* **Description of the task**:
Copy out each line below exactly as it appears.

[Figure record listings]

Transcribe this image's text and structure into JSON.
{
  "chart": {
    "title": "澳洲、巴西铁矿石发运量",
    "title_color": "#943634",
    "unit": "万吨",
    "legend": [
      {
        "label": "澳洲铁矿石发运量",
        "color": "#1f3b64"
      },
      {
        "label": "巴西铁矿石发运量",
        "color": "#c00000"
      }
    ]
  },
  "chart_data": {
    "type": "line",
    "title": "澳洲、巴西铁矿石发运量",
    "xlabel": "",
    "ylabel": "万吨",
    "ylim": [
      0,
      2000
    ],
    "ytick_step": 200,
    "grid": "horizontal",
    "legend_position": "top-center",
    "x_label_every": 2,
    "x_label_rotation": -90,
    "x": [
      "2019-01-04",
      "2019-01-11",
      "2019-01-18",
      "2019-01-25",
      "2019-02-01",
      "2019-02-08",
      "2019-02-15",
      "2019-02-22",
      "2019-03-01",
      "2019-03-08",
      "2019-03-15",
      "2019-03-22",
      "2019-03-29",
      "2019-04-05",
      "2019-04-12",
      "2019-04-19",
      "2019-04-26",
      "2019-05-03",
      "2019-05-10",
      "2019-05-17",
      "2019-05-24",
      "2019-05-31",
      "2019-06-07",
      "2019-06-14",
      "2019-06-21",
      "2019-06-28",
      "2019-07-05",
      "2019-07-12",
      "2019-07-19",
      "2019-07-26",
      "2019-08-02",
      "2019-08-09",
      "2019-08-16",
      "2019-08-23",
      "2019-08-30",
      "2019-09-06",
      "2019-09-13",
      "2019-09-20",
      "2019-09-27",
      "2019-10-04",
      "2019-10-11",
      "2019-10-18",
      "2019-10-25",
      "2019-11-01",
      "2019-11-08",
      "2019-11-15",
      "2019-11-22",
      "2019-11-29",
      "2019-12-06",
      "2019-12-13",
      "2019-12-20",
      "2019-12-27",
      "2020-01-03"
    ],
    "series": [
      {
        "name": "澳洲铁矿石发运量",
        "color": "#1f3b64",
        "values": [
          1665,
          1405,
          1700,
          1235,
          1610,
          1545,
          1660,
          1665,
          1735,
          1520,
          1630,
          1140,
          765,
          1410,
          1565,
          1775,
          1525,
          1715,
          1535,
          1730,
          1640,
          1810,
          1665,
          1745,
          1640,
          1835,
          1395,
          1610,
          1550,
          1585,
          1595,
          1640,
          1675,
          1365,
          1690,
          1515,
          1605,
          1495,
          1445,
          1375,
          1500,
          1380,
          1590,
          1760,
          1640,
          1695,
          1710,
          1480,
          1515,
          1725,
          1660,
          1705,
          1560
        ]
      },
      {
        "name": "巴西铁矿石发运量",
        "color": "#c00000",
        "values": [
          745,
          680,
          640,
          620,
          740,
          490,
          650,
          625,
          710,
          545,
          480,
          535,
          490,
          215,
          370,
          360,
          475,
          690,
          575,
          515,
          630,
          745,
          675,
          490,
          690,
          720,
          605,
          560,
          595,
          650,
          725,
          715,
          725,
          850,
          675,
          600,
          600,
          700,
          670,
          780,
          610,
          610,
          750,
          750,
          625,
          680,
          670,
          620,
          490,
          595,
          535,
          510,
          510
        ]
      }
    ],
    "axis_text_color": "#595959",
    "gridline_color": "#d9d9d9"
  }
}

* **Solution below**:
Transcribe this image's text and structure into JSON.
{
  "chart": {
    "title": "澳洲、巴西铁矿石发运量",
    "title_color": "#943634",
    "unit": "万吨",
    "legend": [
      {
        "label": "澳洲铁矿石发运量",
        "color": "#1f3b64"
      },
      {
        "label": "巴西铁矿石发运量",
        "color": "#c00000"
      }
    ]
  },
  "chart_data": {
    "type": "line",
    "title": "澳洲、巴西铁矿石发运量",
    "xlabel": "",
    "ylabel": "万吨",
    "ylim": [
      0,
      2000
    ],
    "ytick_step": 200,
    "grid": "horizontal",
    "legend_position": "top-center",
    "x_label_every": 2,
    "x_label_rotation": -90,
    "x": [
      "2019-01-04",
      "2019-01-11",
      "2019-01-18",
      "2019-01-25",
      "2019-02-01",
      "2019-02-08",
      "2019-02-15",
      "2019-02-22",
      "2019-03-01",
      "2019-03-08",
      "2019-03-15",
      "2019-03-22",
      "2019-03-29",
      "2019-04-05",
      "2019-04-12",
      "2019-04-19",
      "2019-04-26",
      "2019-05-03",
      "2019-05-10",
      "2019-05-17",
      "2019-05-24",
      "2019-05-31",
      "2019-06-07",
      "2019-06-14",
      "2019-06-21",
      "2019-06-28",
      "2019-07-05",
      "2019-07-12",
      "2019-07-19",
      "2019-07-26",
      "2019-08-02",
      "2019-08-09",
      "2019-08-16",
      "2019-08-23",
      "2019-08-30",
      "2019-09-06",
      "2019-09-13",
      "2019-09-20",
      "2019-09-27",
      "2019-10-04",
      "2019-10-11",
      "2019-10-18",
      "2019-10-25",
      "2019-11-01",
      "2019-11-08",
      "2019-11-15",
      "2019-11-22",
      "2019-11-29",
      "2019-12-06",
      "2019-12-13",
      "2019-12-20",
      "2019-12-27",
      "2020-01-03"
    ],
    "series": [
      {
        "name": "澳洲铁矿石发运量",
        "color": "#1f3b64",
        "values": [
          1665,
          1405,
          1700,
          1235,
          1610,
          1545,
          1660,
          1665,
          1735,
          1520,
          1630,
          1140,
          765,
          1410,
          1565,
          1775,
          1525,
          1715,
          1535,
          1730,
          1640,
          1810,
          1665,
          1745,
          1640,
          1835,
          1395,
          1610,
          1550,
          1585,
          1595,
          1640,
          1675,
          1365,
          1690,
          1515,
          1605,
          1495,
          1445,
          1375,
          1500,
          1380,
          1590,
          1760,
          1640,
          1695,
          1710,
          1480,
          1515,
          1725,
          1660,
          1705,
          1560
        ]
      },
      {
        "name": "巴西铁矿石发运量",
        "color": "#c00000",
        "values": [
          745,
          680,
          640,
          620,
          740,
          490,
          650,
          625,
          710,
          545,
          480,
          535,
          490,
          215,
          370,
          360,
          475,
          690,
          575,
          515,
          630,
          745,
          675,
          490,
          690,
          720,
          605,
          560,
          595,
          650,
          725,
          715,
          725,
          850,
          675,
          600,
          600,
          700,
          670,
          780,
          610,
          610,
          750,
          750,
          625,
          680,
          670,
          620,
          490,
          595,
          535,
          510,
          510
        ]
      }
    ],
    "axis_text_color": "#595959",
    "gridline_color": "#d9d9d9"
  }
}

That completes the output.